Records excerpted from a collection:

━━━━

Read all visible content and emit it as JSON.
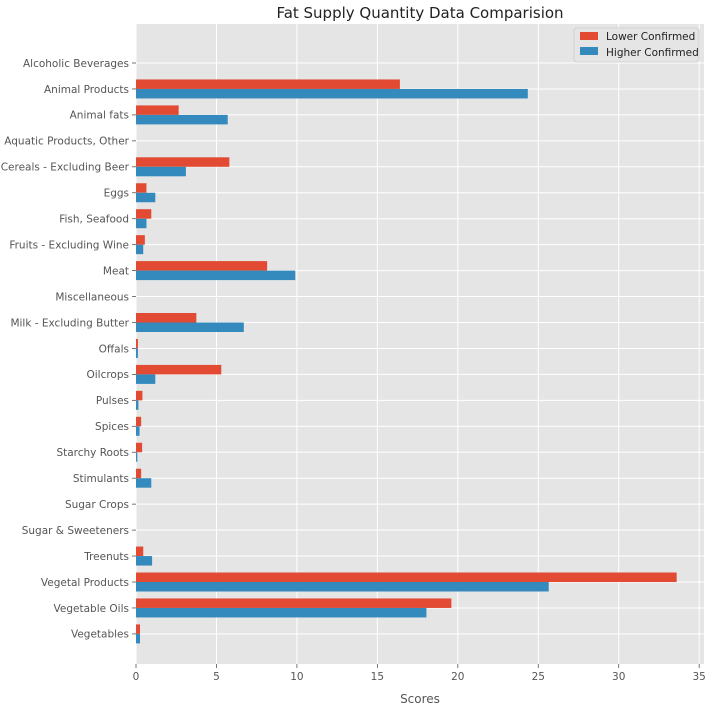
{
  "chart_data": {
    "type": "bar",
    "orientation": "horizontal",
    "title": "Fat Supply Quantity Data Comparision",
    "xlabel": "Scores",
    "ylabel": "",
    "xlim": [
      0,
      35.3
    ],
    "xticks": [
      0,
      5,
      10,
      15,
      20,
      25,
      30,
      35
    ],
    "grid": true,
    "legend_position": "top-right",
    "categories": [
      "Alcoholic Beverages",
      "Animal Products",
      "Animal fats",
      "Aquatic Products, Other",
      "Cereals - Excluding Beer",
      "Eggs",
      "Fish, Seafood",
      "Fruits - Excluding Wine",
      "Meat",
      "Miscellaneous",
      "Milk - Excluding Butter",
      "Offals",
      "Oilcrops",
      "Pulses",
      "Spices",
      "Starchy Roots",
      "Stimulants",
      "Sugar Crops",
      "Sugar & Sweeteners",
      "Treenuts",
      "Vegetal Products",
      "Vegetable Oils",
      "Vegetables"
    ],
    "series": [
      {
        "name": "Lower Confirmed",
        "color": "#E24A33",
        "values": [
          0,
          16.4,
          2.65,
          0,
          5.8,
          0.65,
          0.95,
          0.55,
          8.15,
          0,
          3.75,
          0.12,
          5.3,
          0.4,
          0.32,
          0.38,
          0.32,
          0,
          0,
          0.45,
          33.6,
          19.6,
          0.25
        ]
      },
      {
        "name": "Higher Confirmed",
        "color": "#348ABD",
        "values": [
          0,
          24.35,
          5.7,
          0,
          3.1,
          1.2,
          0.65,
          0.45,
          9.9,
          0,
          6.7,
          0.12,
          1.2,
          0.15,
          0.22,
          0.08,
          0.95,
          0,
          0,
          1.0,
          25.65,
          18.05,
          0.25
        ]
      }
    ]
  }
}
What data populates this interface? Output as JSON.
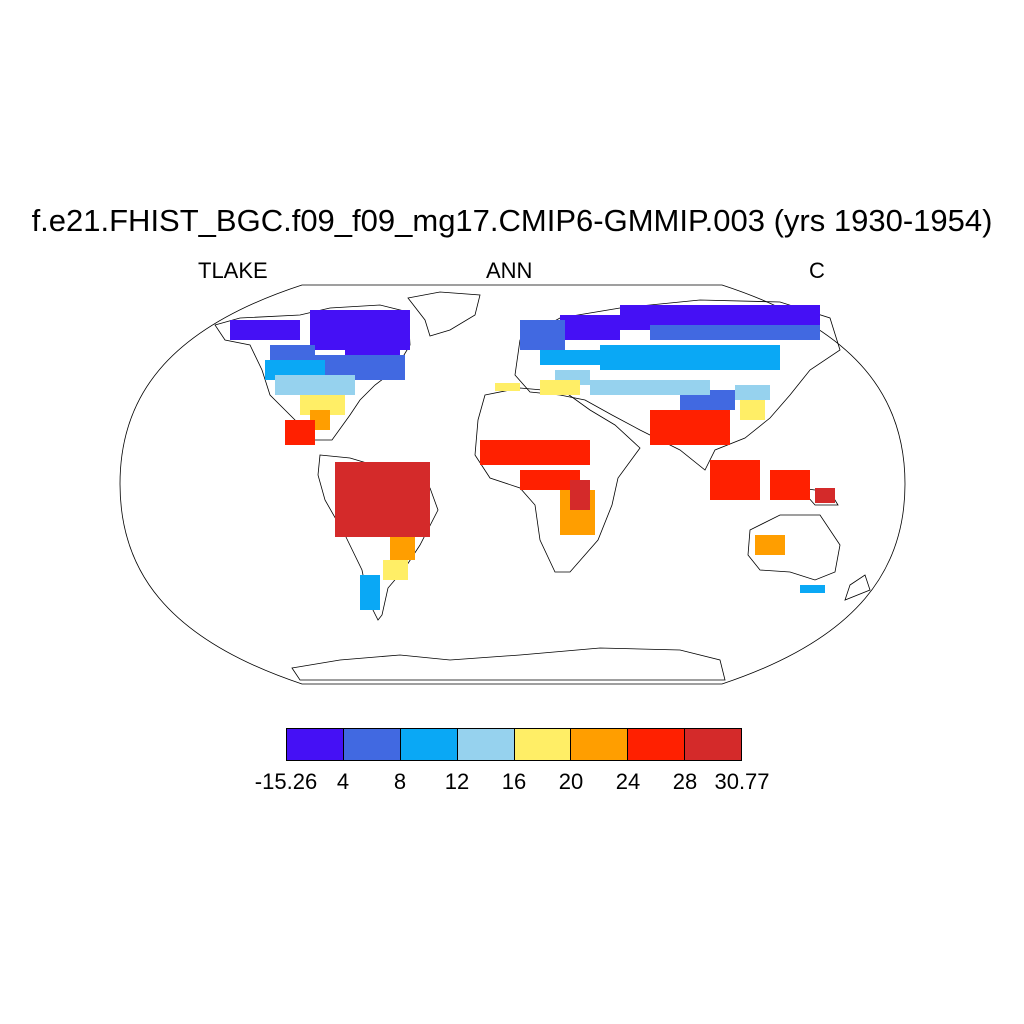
{
  "title": "f.e21.FHIST_BGC.f09_f09_mg17.CMIP6-GMMIP.003 (yrs 1930-1954)",
  "subtitle_left": "TLAKE",
  "subtitle_center": "ANN",
  "subtitle_right": "C",
  "map": {
    "projection": "Robinson",
    "variable": "TLAKE",
    "season": "ANN",
    "units": "C",
    "coastlines": true,
    "region_classes": [
      "high-latitude-north",
      "north-mid-latitude",
      "subtropics",
      "tropics",
      "southern-subtropics",
      "southern-mid-latitude"
    ]
  },
  "colorbar": {
    "colors": [
      "#4510f5",
      "#4169e1",
      "#0aa8f5",
      "#96d2ee",
      "#ffee66",
      "#ff9e00",
      "#ff2000",
      "#d42a2a"
    ],
    "labels": [
      "-15.26",
      "4",
      "8",
      "12",
      "16",
      "20",
      "24",
      "28",
      "30.77"
    ]
  }
}
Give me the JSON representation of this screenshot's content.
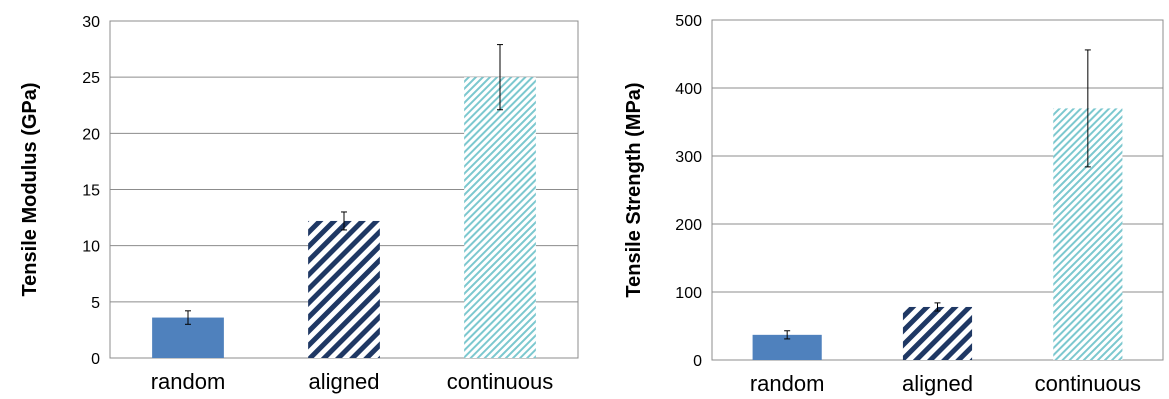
{
  "chart_data": [
    {
      "type": "bar",
      "title": "",
      "xlabel": "",
      "ylabel": "Tensile Modulus (GPa)",
      "categories": [
        "random",
        "aligned",
        "continuous"
      ],
      "values": [
        3.6,
        12.2,
        25.0
      ],
      "errors": [
        0.6,
        0.8,
        2.9
      ],
      "ylim": [
        0,
        30
      ],
      "yticks": [
        "0",
        "5",
        "10",
        "15",
        "20",
        "25",
        "30"
      ],
      "grid": true,
      "legend": "none",
      "fills": [
        "solid",
        "dark-diagonal-stripes",
        "light-diagonal-stripes"
      ],
      "colors": [
        "#4f81bd",
        "#1f3864",
        "#7cc8cf"
      ]
    },
    {
      "type": "bar",
      "title": "",
      "xlabel": "",
      "ylabel": "Tensile Strength (MPa)",
      "categories": [
        "random",
        "aligned",
        "continuous"
      ],
      "values": [
        37,
        78,
        370
      ],
      "errors": [
        6,
        6,
        86
      ],
      "ylim": [
        0,
        500
      ],
      "yticks": [
        "0",
        "100",
        "200",
        "300",
        "400",
        "500"
      ],
      "grid": true,
      "legend": "none",
      "fills": [
        "solid",
        "dark-diagonal-stripes",
        "light-diagonal-stripes"
      ],
      "colors": [
        "#4f81bd",
        "#1f3864",
        "#7cc8cf"
      ]
    }
  ]
}
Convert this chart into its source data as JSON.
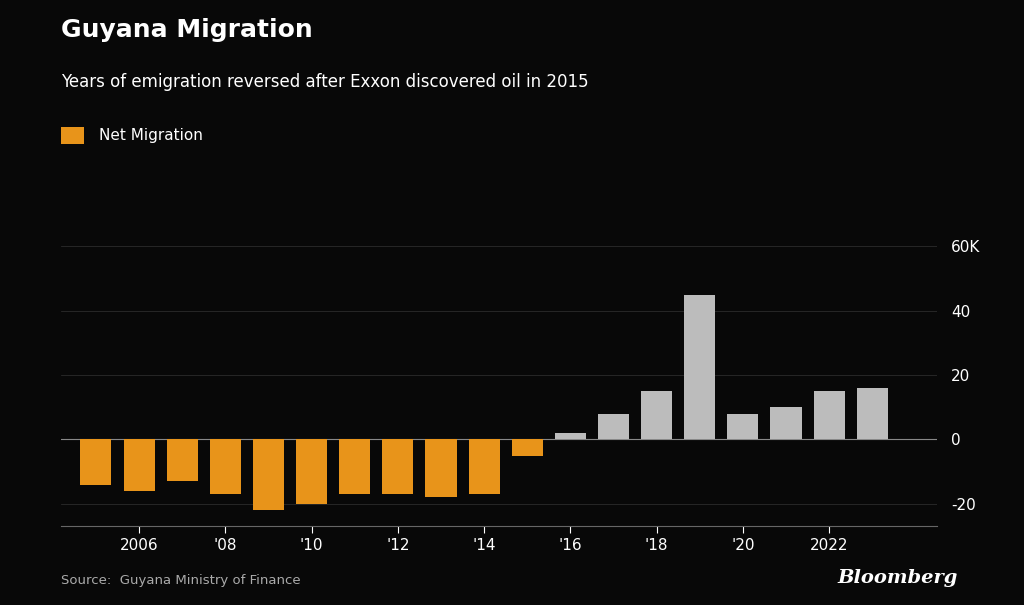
{
  "years": [
    2005,
    2006,
    2007,
    2008,
    2009,
    2010,
    2011,
    2012,
    2013,
    2014,
    2015,
    2016,
    2017,
    2018,
    2019,
    2020,
    2021,
    2022,
    2023
  ],
  "values": [
    -14,
    -16,
    -13,
    -17,
    -22,
    -20,
    -17,
    -17,
    -18,
    -17,
    -5,
    2,
    8,
    15,
    45,
    8,
    10,
    15,
    16
  ],
  "colors_negative": "#E8941A",
  "colors_positive": "#BCBCBC",
  "title": "Guyana Migration",
  "subtitle": "Years of emigration reversed after Exxon discovered oil in 2015",
  "legend_label": "Net Migration",
  "source": "Source:  Guyana Ministry of Finance",
  "bloomberg": "Bloomberg",
  "background_color": "#080808",
  "text_color": "#ffffff",
  "axis_tick_labels": [
    "2006",
    "'08",
    "'10",
    "'12",
    "'14",
    "'16",
    "'18",
    "'20",
    "2022"
  ],
  "axis_tick_positions": [
    2006,
    2008,
    2010,
    2012,
    2014,
    2016,
    2018,
    2020,
    2022
  ],
  "ylim": [
    -27,
    67
  ],
  "yticks": [
    -20,
    0,
    20,
    40,
    60
  ],
  "ytick_labels": [
    "-20",
    "0",
    "20",
    "40",
    "60K"
  ]
}
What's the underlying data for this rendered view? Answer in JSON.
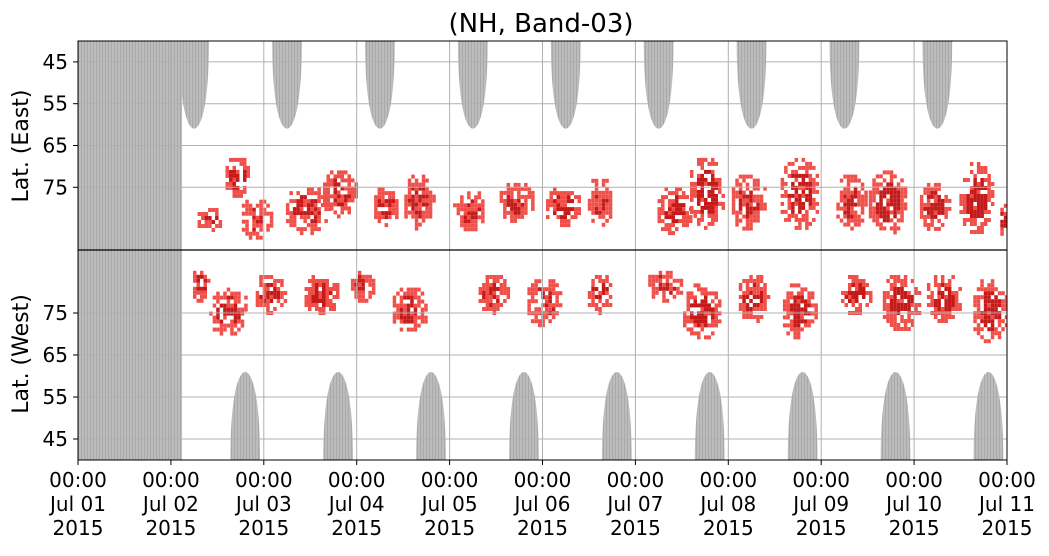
{
  "chart_data": {
    "type": "heatmap",
    "title": "(NH, Band-03)",
    "ylabels": {
      "upper": "Lat. (East)",
      "lower": "Lat. (West)"
    },
    "x_axis": {
      "start": "2015-07-01 00:00",
      "end": "2015-07-11 00:00",
      "ticks": [
        {
          "time": "00:00",
          "date": "Jul 01",
          "year": "2015"
        },
        {
          "time": "00:00",
          "date": "Jul 02",
          "year": "2015"
        },
        {
          "time": "00:00",
          "date": "Jul 03",
          "year": "2015"
        },
        {
          "time": "00:00",
          "date": "Jul 04",
          "year": "2015"
        },
        {
          "time": "00:00",
          "date": "Jul 05",
          "year": "2015"
        },
        {
          "time": "00:00",
          "date": "Jul 06",
          "year": "2015"
        },
        {
          "time": "00:00",
          "date": "Jul 07",
          "year": "2015"
        },
        {
          "time": "00:00",
          "date": "Jul 08",
          "year": "2015"
        },
        {
          "time": "00:00",
          "date": "Jul 09",
          "year": "2015"
        },
        {
          "time": "00:00",
          "date": "Jul 10",
          "year": "2015"
        },
        {
          "time": "00:00",
          "date": "Jul 11",
          "year": "2015"
        }
      ]
    },
    "y_axis": {
      "east_ticks": [
        "45",
        "55",
        "65",
        "75"
      ],
      "west_ticks": [
        "75",
        "65",
        "55",
        "45"
      ],
      "range_deg": [
        40,
        90
      ],
      "split": "North pole line between East and West hemispheres"
    },
    "grid": true,
    "colors": {
      "no_data_gray": "#bcbcbc",
      "activity_light": "#f0504a",
      "activity_dark": "#c41a1a",
      "grid": "#b0b0b0"
    },
    "no_data": {
      "full_coverage_days": [
        0.0,
        1.12
      ],
      "east_lobe_centers_day": [
        1.25,
        2.25,
        3.25,
        4.25,
        5.25,
        6.25,
        7.25,
        8.25,
        9.25
      ],
      "west_lobe_centers_day": [
        1.8,
        2.8,
        3.8,
        4.8,
        5.8,
        6.8,
        7.8,
        8.8,
        9.8
      ],
      "lobe_depth_deg": 20
    },
    "activity_blobs": [
      {
        "day": 1.4,
        "hemi": "east",
        "lat_center": 82,
        "lat_span": 6,
        "width_days": 0.3,
        "intensity": 0.4
      },
      {
        "day": 1.7,
        "hemi": "east",
        "lat_center": 72,
        "lat_span": 10,
        "width_days": 0.3,
        "intensity": 0.8
      },
      {
        "day": 1.9,
        "hemi": "east",
        "lat_center": 82,
        "lat_span": 10,
        "width_days": 0.35,
        "intensity": 0.5
      },
      {
        "day": 2.45,
        "hemi": "east",
        "lat_center": 80,
        "lat_span": 12,
        "width_days": 0.5,
        "intensity": 0.7
      },
      {
        "day": 2.8,
        "hemi": "east",
        "lat_center": 76,
        "lat_span": 12,
        "width_days": 0.4,
        "intensity": 0.5
      },
      {
        "day": 3.3,
        "hemi": "east",
        "lat_center": 79,
        "lat_span": 10,
        "width_days": 0.3,
        "intensity": 0.6
      },
      {
        "day": 3.65,
        "hemi": "east",
        "lat_center": 78,
        "lat_span": 14,
        "width_days": 0.35,
        "intensity": 0.5
      },
      {
        "day": 4.2,
        "hemi": "east",
        "lat_center": 80,
        "lat_span": 10,
        "width_days": 0.4,
        "intensity": 0.4
      },
      {
        "day": 4.7,
        "hemi": "east",
        "lat_center": 78,
        "lat_span": 10,
        "width_days": 0.4,
        "intensity": 0.6
      },
      {
        "day": 5.2,
        "hemi": "east",
        "lat_center": 79,
        "lat_span": 10,
        "width_days": 0.4,
        "intensity": 0.5
      },
      {
        "day": 5.6,
        "hemi": "east",
        "lat_center": 78,
        "lat_span": 12,
        "width_days": 0.3,
        "intensity": 0.4
      },
      {
        "day": 6.4,
        "hemi": "east",
        "lat_center": 80,
        "lat_span": 12,
        "width_days": 0.4,
        "intensity": 0.6
      },
      {
        "day": 6.75,
        "hemi": "east",
        "lat_center": 76,
        "lat_span": 18,
        "width_days": 0.4,
        "intensity": 0.9
      },
      {
        "day": 7.2,
        "hemi": "east",
        "lat_center": 78,
        "lat_span": 14,
        "width_days": 0.4,
        "intensity": 0.6
      },
      {
        "day": 7.75,
        "hemi": "east",
        "lat_center": 76,
        "lat_span": 18,
        "width_days": 0.45,
        "intensity": 0.8
      },
      {
        "day": 8.3,
        "hemi": "east",
        "lat_center": 78,
        "lat_span": 14,
        "width_days": 0.35,
        "intensity": 0.6
      },
      {
        "day": 8.7,
        "hemi": "east",
        "lat_center": 78,
        "lat_span": 16,
        "width_days": 0.45,
        "intensity": 0.9
      },
      {
        "day": 9.2,
        "hemi": "east",
        "lat_center": 79,
        "lat_span": 12,
        "width_days": 0.35,
        "intensity": 0.7
      },
      {
        "day": 9.65,
        "hemi": "east",
        "lat_center": 77,
        "lat_span": 18,
        "width_days": 0.4,
        "intensity": 0.9
      },
      {
        "day": 9.95,
        "hemi": "east",
        "lat_center": 82,
        "lat_span": 8,
        "width_days": 0.12,
        "intensity": 0.8
      },
      {
        "day": 1.3,
        "hemi": "west",
        "lat_center": 82,
        "lat_span": 8,
        "width_days": 0.2,
        "intensity": 0.4
      },
      {
        "day": 1.6,
        "hemi": "west",
        "lat_center": 76,
        "lat_span": 12,
        "width_days": 0.45,
        "intensity": 0.8
      },
      {
        "day": 2.05,
        "hemi": "west",
        "lat_center": 80,
        "lat_span": 10,
        "width_days": 0.35,
        "intensity": 0.5
      },
      {
        "day": 2.6,
        "hemi": "west",
        "lat_center": 80,
        "lat_span": 10,
        "width_days": 0.4,
        "intensity": 0.7
      },
      {
        "day": 3.05,
        "hemi": "west",
        "lat_center": 82,
        "lat_span": 8,
        "width_days": 0.3,
        "intensity": 0.4
      },
      {
        "day": 3.55,
        "hemi": "west",
        "lat_center": 76,
        "lat_span": 12,
        "width_days": 0.4,
        "intensity": 0.5
      },
      {
        "day": 4.45,
        "hemi": "west",
        "lat_center": 80,
        "lat_span": 10,
        "width_days": 0.35,
        "intensity": 0.4
      },
      {
        "day": 5.0,
        "hemi": "west",
        "lat_center": 78,
        "lat_span": 12,
        "width_days": 0.4,
        "intensity": 0.5
      },
      {
        "day": 5.6,
        "hemi": "west",
        "lat_center": 80,
        "lat_span": 10,
        "width_days": 0.3,
        "intensity": 0.4
      },
      {
        "day": 6.3,
        "hemi": "west",
        "lat_center": 82,
        "lat_span": 8,
        "width_days": 0.4,
        "intensity": 0.5
      },
      {
        "day": 6.7,
        "hemi": "west",
        "lat_center": 76,
        "lat_span": 14,
        "width_days": 0.45,
        "intensity": 0.8
      },
      {
        "day": 7.25,
        "hemi": "west",
        "lat_center": 79,
        "lat_span": 12,
        "width_days": 0.35,
        "intensity": 0.6
      },
      {
        "day": 7.75,
        "hemi": "west",
        "lat_center": 76,
        "lat_span": 14,
        "width_days": 0.4,
        "intensity": 0.7
      },
      {
        "day": 8.35,
        "hemi": "west",
        "lat_center": 80,
        "lat_span": 10,
        "width_days": 0.35,
        "intensity": 0.6
      },
      {
        "day": 8.85,
        "hemi": "west",
        "lat_center": 78,
        "lat_span": 14,
        "width_days": 0.45,
        "intensity": 0.8
      },
      {
        "day": 9.3,
        "hemi": "west",
        "lat_center": 79,
        "lat_span": 12,
        "width_days": 0.4,
        "intensity": 0.7
      },
      {
        "day": 9.8,
        "hemi": "west",
        "lat_center": 76,
        "lat_span": 16,
        "width_days": 0.4,
        "intensity": 0.9
      }
    ]
  }
}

━━━━

Go through the preceding material and copy each line that has the word "TLAKE".

> _Response to this task_
  "subtitle_left": "TLAKE",
    "variable": "TLAKE",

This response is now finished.